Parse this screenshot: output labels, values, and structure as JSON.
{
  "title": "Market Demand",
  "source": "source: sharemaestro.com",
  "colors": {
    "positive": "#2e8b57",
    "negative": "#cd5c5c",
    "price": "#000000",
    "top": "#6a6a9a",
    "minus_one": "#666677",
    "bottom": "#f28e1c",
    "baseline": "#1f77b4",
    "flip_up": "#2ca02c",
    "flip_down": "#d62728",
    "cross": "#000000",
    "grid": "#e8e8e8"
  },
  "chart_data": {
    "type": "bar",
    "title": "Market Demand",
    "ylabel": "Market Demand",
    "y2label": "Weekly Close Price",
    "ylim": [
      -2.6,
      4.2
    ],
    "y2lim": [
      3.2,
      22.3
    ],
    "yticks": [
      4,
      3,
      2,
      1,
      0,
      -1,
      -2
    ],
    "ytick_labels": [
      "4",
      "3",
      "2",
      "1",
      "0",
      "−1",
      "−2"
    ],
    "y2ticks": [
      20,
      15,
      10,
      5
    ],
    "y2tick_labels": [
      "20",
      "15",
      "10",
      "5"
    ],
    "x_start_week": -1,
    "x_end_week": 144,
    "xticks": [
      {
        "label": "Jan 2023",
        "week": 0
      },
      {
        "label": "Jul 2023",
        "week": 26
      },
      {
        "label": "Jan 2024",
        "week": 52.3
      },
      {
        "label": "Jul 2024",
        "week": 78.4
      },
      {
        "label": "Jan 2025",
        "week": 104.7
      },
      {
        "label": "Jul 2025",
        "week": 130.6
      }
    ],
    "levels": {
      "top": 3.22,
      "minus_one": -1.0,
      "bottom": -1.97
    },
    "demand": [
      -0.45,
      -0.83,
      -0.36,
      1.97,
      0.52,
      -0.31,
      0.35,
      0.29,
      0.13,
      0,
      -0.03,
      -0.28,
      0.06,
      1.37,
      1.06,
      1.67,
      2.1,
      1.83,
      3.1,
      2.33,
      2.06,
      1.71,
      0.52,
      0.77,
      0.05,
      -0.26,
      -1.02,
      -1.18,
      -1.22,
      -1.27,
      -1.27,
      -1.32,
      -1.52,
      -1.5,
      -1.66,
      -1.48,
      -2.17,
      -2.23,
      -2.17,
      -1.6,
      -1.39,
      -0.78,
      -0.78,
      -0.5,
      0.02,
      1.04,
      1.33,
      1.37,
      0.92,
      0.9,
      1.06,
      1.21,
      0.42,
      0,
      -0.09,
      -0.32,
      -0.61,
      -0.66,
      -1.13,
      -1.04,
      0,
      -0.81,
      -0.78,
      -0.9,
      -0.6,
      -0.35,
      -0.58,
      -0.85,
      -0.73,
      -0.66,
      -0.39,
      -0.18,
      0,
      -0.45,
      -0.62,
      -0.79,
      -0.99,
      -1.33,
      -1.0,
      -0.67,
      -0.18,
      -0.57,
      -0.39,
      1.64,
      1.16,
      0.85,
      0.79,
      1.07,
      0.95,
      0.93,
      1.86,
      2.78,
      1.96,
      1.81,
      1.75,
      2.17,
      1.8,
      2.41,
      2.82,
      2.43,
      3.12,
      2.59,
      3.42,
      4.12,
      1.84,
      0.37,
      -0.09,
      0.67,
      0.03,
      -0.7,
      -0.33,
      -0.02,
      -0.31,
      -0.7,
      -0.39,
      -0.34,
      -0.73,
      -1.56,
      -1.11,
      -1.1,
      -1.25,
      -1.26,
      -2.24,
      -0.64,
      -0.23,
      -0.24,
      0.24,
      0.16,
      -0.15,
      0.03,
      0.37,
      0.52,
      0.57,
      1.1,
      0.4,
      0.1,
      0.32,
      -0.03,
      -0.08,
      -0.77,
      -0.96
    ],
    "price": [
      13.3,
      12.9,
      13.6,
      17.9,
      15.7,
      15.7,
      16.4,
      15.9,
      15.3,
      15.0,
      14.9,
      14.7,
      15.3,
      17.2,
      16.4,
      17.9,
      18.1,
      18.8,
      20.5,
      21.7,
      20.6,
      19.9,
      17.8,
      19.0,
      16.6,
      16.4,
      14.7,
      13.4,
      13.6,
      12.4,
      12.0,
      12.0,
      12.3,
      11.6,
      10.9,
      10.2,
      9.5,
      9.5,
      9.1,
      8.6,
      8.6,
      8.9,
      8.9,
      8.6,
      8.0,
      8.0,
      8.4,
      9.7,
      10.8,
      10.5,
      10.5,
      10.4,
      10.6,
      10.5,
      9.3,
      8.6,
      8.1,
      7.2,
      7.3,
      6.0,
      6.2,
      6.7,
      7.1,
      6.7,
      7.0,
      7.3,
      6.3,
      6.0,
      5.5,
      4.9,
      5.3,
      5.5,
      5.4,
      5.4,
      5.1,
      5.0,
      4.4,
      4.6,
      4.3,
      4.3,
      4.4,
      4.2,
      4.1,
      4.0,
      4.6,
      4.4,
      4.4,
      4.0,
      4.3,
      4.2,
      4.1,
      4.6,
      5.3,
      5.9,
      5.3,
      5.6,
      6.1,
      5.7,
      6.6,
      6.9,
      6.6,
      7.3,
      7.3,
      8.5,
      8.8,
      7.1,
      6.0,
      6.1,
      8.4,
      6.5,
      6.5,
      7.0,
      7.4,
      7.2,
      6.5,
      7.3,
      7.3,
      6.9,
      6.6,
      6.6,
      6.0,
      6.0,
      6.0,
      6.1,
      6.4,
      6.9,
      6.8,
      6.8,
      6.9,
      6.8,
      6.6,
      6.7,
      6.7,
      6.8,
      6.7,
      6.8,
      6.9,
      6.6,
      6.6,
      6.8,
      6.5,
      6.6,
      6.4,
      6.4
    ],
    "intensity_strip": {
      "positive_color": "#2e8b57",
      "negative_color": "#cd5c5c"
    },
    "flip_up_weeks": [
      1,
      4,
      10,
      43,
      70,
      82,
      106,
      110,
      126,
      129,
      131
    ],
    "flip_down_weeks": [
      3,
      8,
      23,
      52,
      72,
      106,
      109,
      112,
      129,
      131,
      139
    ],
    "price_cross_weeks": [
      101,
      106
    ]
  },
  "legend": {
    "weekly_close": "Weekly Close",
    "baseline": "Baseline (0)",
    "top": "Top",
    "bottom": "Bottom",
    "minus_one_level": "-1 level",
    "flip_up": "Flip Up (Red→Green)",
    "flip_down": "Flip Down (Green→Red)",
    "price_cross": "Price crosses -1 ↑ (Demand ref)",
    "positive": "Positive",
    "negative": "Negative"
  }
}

■ **What to work on**
Search the entries for the string "Green" and collect each line that has it.

■ **Exercise response**
    "flip_up": "Flip Up (Red→Green)",
    "flip_down": "Flip Down (Green→Red)",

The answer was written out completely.